[begin Data for this exercise]

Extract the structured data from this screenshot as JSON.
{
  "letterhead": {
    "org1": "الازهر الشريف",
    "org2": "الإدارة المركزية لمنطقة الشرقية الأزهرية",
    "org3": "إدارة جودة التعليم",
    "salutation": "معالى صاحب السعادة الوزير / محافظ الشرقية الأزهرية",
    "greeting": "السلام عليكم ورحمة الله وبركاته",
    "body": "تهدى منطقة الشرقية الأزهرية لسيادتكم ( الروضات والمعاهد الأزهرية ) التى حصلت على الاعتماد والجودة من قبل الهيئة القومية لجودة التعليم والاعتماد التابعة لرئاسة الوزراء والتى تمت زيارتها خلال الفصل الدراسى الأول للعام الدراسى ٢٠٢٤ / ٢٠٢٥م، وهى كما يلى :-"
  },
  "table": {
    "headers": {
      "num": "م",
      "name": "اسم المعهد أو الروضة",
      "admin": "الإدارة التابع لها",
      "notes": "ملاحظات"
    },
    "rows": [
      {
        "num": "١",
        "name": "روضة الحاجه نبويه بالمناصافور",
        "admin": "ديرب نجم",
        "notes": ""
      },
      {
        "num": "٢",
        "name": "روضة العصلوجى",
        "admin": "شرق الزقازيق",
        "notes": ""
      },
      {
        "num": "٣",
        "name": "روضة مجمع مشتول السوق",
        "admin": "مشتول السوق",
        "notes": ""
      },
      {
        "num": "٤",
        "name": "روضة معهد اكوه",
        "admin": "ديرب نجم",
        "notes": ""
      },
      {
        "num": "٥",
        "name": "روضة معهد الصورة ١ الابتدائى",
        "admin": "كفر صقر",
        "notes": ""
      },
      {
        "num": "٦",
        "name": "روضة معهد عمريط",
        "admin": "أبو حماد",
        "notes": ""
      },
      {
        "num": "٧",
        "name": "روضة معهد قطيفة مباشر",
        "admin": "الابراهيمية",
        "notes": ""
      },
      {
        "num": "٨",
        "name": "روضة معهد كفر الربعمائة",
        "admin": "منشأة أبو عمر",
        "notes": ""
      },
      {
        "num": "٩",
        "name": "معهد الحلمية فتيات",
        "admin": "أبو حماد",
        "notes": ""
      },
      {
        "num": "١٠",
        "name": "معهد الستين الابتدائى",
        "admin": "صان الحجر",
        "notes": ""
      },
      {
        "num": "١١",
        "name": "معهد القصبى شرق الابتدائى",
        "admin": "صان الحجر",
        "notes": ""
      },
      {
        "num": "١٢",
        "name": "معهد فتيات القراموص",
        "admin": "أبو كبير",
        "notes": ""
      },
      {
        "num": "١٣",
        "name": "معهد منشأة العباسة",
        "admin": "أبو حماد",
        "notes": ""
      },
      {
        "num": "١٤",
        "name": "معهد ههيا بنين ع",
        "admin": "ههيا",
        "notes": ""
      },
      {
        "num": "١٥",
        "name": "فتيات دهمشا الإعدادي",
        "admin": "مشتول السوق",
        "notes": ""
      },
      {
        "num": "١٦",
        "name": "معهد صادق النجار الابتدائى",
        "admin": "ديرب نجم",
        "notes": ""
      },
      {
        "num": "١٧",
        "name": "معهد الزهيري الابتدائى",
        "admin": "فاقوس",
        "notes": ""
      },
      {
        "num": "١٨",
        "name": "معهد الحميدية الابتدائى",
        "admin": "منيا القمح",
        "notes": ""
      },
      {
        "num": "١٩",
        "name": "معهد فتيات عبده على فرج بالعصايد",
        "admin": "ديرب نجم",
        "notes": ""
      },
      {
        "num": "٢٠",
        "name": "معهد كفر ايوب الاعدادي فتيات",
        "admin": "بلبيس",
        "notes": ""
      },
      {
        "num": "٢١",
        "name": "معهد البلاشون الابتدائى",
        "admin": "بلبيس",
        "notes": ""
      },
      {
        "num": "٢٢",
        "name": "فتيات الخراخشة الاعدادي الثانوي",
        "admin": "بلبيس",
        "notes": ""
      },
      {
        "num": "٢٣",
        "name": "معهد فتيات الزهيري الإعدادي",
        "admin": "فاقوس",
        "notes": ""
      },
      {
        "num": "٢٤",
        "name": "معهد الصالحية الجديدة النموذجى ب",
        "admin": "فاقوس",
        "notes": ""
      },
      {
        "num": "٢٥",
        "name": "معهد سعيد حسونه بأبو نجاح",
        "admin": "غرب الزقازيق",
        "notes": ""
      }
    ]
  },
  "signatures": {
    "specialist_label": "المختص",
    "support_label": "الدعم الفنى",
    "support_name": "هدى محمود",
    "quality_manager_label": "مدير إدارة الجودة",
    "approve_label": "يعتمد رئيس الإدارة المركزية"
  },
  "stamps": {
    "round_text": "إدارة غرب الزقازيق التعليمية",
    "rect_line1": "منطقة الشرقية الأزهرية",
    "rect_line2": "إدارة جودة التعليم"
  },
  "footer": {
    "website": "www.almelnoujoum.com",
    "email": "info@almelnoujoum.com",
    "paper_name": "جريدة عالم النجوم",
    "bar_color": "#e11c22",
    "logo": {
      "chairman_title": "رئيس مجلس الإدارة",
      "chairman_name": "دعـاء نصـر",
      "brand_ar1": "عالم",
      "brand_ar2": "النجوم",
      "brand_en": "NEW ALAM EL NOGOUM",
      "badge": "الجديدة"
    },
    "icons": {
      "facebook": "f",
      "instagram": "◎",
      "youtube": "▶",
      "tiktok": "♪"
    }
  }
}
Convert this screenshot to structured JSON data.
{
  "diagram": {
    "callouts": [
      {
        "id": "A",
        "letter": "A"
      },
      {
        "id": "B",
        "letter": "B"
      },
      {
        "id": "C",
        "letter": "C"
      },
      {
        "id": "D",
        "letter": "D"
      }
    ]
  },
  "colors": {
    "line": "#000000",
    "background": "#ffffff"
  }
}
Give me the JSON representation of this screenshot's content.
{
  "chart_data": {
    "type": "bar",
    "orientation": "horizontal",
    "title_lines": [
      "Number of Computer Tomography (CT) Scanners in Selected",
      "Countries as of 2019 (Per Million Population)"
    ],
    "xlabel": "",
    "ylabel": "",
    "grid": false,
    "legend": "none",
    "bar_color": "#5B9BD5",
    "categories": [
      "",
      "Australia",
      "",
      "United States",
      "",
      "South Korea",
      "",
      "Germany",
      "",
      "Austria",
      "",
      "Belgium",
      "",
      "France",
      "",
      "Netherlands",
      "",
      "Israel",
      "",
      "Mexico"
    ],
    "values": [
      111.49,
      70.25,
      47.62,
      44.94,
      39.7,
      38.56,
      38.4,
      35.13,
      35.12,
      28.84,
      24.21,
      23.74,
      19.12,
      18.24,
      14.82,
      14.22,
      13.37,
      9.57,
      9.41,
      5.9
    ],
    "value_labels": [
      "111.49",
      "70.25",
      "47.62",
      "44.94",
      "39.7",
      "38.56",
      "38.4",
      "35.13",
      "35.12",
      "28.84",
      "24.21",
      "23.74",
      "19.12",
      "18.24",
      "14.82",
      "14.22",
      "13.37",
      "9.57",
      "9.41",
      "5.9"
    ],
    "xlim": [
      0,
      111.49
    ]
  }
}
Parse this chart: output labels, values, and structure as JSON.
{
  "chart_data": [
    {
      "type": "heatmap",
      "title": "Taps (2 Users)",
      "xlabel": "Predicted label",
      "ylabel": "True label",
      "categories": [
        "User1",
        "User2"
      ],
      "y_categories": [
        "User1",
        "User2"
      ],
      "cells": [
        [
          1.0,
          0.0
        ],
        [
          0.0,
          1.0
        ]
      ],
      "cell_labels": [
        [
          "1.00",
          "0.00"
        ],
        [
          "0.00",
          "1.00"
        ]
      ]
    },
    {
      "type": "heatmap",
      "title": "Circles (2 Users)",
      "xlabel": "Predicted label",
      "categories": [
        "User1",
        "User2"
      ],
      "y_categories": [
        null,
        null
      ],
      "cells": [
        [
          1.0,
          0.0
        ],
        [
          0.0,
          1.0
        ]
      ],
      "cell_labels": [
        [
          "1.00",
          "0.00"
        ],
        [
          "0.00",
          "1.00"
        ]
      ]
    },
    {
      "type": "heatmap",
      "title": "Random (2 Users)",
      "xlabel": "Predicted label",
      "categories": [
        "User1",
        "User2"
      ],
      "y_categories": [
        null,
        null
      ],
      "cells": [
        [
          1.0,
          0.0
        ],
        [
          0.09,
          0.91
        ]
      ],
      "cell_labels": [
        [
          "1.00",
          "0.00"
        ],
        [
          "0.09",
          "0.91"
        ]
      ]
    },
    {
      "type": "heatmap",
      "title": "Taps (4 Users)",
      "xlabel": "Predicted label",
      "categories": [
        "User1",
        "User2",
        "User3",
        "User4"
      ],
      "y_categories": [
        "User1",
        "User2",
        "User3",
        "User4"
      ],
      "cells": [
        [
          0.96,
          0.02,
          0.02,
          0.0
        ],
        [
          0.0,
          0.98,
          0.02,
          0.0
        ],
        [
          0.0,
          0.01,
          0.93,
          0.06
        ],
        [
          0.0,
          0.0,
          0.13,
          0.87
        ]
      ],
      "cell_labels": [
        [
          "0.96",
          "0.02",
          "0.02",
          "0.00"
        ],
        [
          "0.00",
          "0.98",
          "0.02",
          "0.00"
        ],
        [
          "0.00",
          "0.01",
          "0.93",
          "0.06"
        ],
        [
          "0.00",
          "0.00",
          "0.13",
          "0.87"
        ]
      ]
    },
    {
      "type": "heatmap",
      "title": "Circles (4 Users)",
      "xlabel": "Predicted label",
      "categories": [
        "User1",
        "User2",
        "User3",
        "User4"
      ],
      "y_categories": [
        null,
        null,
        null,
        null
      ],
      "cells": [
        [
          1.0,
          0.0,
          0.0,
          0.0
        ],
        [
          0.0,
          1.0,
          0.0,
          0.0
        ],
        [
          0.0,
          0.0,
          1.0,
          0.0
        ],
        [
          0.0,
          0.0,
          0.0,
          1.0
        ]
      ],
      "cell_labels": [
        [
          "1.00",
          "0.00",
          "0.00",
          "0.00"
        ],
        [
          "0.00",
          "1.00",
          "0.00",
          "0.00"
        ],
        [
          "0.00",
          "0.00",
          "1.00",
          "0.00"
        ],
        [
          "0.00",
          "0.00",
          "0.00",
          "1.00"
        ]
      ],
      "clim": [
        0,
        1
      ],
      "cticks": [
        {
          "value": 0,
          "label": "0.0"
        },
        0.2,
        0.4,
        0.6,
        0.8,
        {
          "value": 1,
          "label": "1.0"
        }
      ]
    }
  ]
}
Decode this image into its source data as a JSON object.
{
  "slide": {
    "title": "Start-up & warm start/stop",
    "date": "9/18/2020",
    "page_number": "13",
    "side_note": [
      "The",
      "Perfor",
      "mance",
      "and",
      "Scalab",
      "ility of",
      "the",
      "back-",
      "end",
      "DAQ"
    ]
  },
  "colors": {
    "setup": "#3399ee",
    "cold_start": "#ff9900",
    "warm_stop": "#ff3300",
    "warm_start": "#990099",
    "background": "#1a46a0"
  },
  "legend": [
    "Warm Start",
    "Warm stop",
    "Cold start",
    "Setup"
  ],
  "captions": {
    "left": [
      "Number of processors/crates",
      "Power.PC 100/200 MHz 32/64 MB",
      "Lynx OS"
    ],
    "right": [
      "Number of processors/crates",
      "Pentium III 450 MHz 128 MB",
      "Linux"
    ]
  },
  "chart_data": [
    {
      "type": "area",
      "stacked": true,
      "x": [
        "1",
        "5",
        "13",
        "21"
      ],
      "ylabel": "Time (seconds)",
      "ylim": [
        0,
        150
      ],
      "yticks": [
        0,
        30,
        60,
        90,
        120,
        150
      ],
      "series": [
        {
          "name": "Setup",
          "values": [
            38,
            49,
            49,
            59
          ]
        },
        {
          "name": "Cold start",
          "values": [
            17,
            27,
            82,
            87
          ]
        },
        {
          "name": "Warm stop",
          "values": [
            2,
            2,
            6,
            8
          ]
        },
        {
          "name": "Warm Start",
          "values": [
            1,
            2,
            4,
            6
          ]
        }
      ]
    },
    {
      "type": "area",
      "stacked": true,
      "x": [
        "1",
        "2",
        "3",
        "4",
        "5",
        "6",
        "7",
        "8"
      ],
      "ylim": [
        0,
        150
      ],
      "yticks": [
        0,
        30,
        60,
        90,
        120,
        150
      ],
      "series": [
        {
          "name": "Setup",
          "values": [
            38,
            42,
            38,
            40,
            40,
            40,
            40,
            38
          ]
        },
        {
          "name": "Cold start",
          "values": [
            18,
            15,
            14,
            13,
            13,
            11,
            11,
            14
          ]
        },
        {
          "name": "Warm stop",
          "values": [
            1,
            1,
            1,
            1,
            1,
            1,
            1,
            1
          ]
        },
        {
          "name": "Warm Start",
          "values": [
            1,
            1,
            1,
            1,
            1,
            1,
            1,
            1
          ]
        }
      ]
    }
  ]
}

[end Data for this exercise]

Pull out every line of the entries that includes the word "النجوم".

◆ Solution ◆
    "paper_name": "جريدة عالم النجوم",
      "brand_ar2": "النجوم",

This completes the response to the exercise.